Seek out every line containing the word "platnom", and copy each.

□ □ □

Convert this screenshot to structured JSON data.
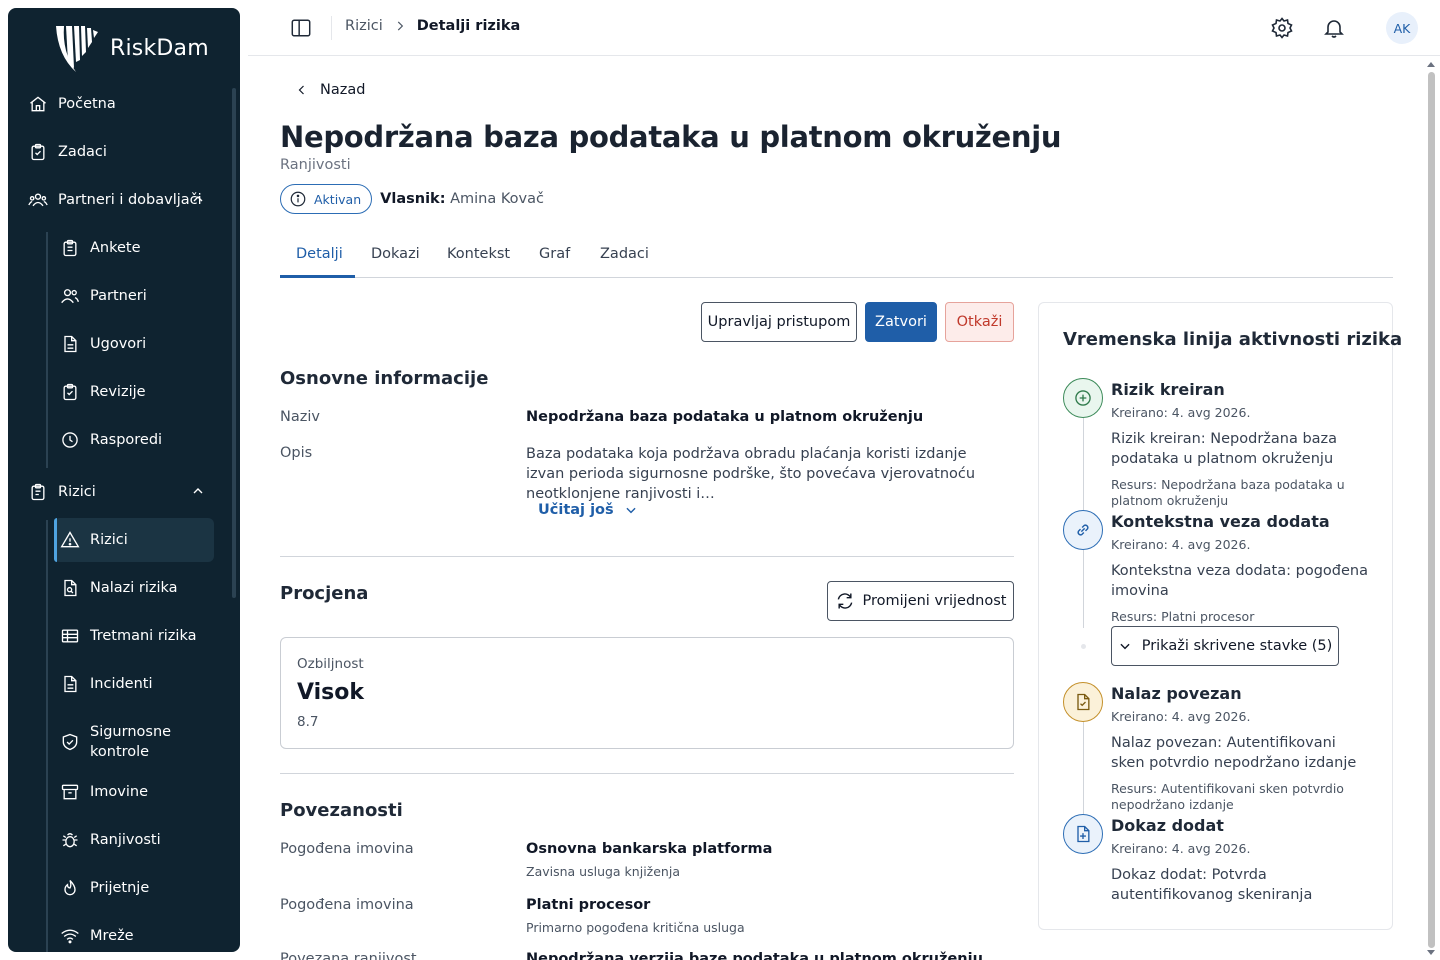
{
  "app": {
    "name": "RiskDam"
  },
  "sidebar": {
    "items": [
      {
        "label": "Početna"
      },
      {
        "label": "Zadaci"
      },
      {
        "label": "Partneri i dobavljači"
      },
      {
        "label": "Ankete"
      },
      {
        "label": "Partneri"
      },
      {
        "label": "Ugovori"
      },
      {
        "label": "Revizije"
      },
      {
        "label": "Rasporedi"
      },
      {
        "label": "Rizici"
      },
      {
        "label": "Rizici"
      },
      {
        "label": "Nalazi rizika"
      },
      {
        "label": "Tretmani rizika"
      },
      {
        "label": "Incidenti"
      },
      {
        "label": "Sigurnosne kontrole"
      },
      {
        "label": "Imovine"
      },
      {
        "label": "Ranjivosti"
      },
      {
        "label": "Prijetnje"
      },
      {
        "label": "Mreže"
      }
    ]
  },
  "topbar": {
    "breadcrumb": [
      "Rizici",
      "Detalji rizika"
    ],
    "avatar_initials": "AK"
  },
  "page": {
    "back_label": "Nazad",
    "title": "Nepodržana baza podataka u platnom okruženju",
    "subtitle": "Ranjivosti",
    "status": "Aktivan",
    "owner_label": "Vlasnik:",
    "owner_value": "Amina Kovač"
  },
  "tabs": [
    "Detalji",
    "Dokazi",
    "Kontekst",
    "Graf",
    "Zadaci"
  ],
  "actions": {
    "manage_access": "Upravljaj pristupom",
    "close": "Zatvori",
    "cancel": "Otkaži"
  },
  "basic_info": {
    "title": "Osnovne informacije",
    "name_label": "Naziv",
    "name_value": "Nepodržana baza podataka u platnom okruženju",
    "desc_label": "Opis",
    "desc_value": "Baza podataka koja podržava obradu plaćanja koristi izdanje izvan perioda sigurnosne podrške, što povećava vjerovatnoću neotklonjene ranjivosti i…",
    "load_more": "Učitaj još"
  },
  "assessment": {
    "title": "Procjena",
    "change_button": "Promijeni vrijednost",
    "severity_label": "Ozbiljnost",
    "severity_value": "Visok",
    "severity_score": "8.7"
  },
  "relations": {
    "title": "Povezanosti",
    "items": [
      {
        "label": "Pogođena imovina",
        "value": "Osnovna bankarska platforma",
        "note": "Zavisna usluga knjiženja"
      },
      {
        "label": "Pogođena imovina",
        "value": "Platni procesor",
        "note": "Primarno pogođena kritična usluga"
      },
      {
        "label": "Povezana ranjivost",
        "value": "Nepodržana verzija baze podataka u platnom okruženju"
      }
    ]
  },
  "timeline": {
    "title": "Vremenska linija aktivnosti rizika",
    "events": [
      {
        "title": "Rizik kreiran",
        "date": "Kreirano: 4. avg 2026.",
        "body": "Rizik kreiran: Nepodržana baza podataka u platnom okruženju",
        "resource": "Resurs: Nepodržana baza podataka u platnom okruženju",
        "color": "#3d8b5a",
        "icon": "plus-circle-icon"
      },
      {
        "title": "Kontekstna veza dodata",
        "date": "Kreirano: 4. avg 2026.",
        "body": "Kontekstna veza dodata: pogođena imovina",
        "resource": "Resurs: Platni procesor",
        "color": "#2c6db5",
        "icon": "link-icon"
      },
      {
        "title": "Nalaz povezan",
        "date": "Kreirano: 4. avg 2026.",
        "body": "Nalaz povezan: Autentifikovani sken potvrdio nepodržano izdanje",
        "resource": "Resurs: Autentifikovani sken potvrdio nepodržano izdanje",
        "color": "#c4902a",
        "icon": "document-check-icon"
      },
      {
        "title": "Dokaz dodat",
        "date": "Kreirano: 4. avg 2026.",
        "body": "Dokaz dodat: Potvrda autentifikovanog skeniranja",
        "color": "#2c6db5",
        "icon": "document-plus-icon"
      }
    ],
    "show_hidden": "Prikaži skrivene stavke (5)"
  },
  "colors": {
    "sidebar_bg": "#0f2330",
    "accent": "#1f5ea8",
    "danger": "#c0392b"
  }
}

□ □ □

_The output_.
    "title": "Nepodržana baza podataka u platnom okruženju",
    "name_value": "Nepodržana baza podataka u platnom okruženju",
        "value": "Nepodržana verzija baze podataka u platnom okruženju"
        "body": "Rizik kreiran: Nepodržana baza podataka u platnom okruženju",
        "resource": "Resurs: Nepodržana baza podataka u platnom okruženju",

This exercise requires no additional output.